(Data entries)

· · · · · · ·

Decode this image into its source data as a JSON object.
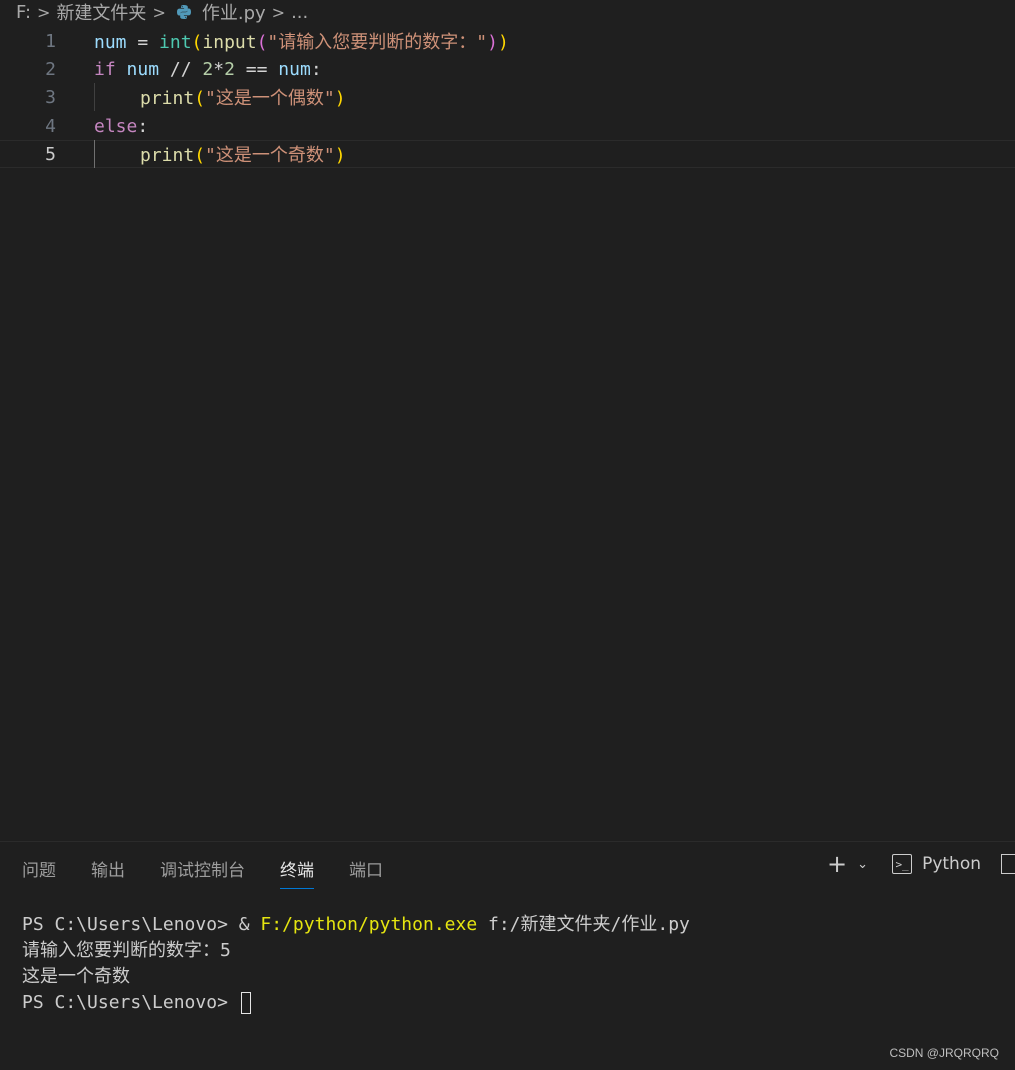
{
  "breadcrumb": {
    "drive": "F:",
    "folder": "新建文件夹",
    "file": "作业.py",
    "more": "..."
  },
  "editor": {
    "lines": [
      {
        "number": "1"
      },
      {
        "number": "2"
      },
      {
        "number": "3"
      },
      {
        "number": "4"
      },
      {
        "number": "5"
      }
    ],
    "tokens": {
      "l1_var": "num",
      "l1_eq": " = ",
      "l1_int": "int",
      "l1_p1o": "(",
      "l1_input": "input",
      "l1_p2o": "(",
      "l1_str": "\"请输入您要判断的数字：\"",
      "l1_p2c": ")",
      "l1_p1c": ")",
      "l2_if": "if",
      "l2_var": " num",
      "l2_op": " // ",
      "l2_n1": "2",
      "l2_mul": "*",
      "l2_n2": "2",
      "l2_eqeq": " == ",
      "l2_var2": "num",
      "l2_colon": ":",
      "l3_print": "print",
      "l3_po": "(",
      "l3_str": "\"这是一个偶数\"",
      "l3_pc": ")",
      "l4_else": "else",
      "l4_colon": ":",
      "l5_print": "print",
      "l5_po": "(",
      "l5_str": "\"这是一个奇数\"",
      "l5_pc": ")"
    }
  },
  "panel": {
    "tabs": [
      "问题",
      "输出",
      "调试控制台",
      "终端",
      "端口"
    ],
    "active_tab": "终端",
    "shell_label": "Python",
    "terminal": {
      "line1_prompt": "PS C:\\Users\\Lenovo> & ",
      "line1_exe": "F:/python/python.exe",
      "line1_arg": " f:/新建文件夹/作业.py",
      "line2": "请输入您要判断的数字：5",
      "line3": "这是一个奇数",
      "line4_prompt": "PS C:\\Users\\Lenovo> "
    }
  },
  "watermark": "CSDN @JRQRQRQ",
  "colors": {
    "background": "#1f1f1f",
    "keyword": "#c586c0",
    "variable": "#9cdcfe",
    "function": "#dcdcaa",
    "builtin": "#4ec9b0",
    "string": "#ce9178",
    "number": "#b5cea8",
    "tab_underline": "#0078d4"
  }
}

· · · · · · ·

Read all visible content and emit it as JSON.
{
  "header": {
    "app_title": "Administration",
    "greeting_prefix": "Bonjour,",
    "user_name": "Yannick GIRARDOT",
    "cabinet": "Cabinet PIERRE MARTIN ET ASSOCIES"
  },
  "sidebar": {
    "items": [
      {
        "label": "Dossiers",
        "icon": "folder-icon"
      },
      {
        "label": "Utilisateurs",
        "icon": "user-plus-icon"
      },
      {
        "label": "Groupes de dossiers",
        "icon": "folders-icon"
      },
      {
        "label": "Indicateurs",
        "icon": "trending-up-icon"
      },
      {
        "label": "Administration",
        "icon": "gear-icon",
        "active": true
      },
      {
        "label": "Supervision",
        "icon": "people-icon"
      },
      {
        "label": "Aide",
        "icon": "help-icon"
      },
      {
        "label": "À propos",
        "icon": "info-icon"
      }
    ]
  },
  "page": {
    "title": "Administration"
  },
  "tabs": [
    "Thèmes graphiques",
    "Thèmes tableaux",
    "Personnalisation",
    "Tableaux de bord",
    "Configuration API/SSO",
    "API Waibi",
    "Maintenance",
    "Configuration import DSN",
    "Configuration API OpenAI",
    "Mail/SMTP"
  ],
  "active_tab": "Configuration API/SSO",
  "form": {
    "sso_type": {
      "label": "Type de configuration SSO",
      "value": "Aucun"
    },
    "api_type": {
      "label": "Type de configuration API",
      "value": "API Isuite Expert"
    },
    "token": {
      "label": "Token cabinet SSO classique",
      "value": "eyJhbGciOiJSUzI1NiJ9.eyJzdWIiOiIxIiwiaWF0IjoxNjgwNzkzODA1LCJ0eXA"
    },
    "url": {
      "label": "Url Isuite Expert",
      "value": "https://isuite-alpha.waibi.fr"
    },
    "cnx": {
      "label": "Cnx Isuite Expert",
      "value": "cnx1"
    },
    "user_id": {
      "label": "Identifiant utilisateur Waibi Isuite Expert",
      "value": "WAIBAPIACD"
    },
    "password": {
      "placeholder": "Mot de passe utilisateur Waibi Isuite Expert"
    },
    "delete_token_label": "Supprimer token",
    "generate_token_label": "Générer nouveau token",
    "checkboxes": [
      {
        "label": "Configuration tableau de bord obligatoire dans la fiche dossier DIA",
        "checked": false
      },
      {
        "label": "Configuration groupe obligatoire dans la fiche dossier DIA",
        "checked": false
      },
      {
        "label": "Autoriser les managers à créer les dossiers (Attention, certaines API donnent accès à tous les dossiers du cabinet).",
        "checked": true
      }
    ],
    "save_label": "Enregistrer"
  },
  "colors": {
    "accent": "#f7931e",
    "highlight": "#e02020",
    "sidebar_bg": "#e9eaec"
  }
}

· · · · · · ·

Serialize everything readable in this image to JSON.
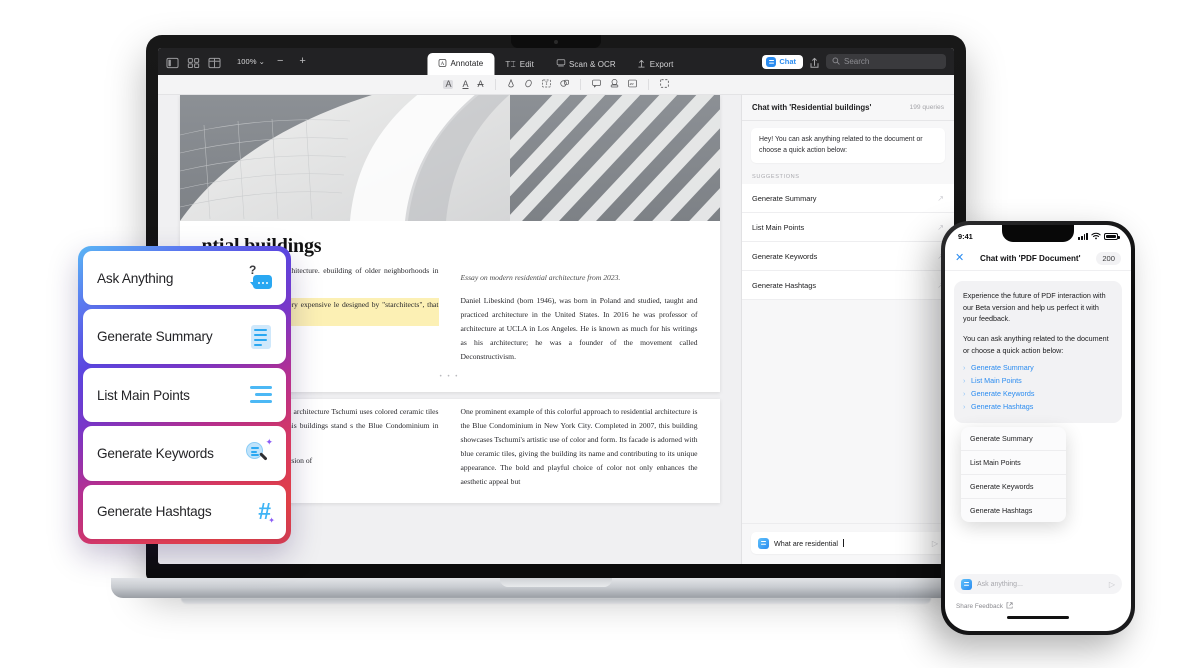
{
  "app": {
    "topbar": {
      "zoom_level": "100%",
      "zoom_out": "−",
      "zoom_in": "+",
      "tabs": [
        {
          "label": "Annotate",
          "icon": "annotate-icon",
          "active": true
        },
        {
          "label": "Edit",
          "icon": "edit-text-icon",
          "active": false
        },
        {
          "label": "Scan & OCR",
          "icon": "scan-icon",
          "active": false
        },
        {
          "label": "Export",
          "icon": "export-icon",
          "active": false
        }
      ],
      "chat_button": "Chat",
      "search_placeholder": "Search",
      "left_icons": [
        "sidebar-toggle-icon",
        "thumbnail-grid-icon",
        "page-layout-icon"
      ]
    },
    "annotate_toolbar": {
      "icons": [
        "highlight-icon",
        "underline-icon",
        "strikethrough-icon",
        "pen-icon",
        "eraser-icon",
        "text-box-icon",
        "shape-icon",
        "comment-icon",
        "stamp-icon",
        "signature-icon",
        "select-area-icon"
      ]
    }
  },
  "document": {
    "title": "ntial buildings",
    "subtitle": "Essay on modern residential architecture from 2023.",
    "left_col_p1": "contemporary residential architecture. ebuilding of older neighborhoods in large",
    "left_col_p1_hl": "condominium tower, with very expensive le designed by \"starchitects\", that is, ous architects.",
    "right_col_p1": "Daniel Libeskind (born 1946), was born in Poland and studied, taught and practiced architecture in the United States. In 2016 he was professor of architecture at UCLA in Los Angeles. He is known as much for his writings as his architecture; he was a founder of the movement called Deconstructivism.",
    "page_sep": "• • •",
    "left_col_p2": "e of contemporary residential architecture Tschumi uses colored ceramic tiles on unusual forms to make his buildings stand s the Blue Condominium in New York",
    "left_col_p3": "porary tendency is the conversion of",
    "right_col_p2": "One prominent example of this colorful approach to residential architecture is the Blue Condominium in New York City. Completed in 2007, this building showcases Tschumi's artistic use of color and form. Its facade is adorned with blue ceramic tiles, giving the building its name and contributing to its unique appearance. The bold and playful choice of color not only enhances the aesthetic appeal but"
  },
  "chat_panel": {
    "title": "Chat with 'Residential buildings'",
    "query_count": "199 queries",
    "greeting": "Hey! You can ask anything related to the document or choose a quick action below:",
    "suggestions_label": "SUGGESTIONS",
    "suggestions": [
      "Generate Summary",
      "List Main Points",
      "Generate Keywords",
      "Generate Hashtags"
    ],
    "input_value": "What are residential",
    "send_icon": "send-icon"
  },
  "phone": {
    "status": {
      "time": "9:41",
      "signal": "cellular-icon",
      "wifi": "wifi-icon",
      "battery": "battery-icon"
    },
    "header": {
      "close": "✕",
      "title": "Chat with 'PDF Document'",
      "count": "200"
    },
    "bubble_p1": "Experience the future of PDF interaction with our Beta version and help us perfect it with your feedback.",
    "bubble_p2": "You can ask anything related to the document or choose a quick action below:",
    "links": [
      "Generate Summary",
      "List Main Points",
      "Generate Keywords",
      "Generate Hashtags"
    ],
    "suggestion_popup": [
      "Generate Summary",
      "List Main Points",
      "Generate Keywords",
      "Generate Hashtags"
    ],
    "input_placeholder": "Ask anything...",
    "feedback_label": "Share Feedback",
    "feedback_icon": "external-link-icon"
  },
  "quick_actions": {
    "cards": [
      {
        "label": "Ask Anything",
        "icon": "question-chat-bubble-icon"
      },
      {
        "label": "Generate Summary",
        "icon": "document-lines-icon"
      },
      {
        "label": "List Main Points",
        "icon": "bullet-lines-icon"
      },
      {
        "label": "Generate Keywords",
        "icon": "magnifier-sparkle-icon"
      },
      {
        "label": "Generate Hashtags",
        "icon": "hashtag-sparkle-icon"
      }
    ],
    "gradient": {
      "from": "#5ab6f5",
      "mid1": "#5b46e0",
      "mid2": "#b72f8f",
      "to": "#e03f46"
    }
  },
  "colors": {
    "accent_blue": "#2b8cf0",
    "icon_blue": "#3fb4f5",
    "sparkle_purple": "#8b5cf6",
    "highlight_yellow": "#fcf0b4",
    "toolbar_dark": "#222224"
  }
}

· · · · · · ·

Your instructions: Scan the records above for the string "lines", then report every line that contains it.

Correct response:
    "lines": [
        "icon": "document-lines-icon"
        "icon": "bullet-lines-icon"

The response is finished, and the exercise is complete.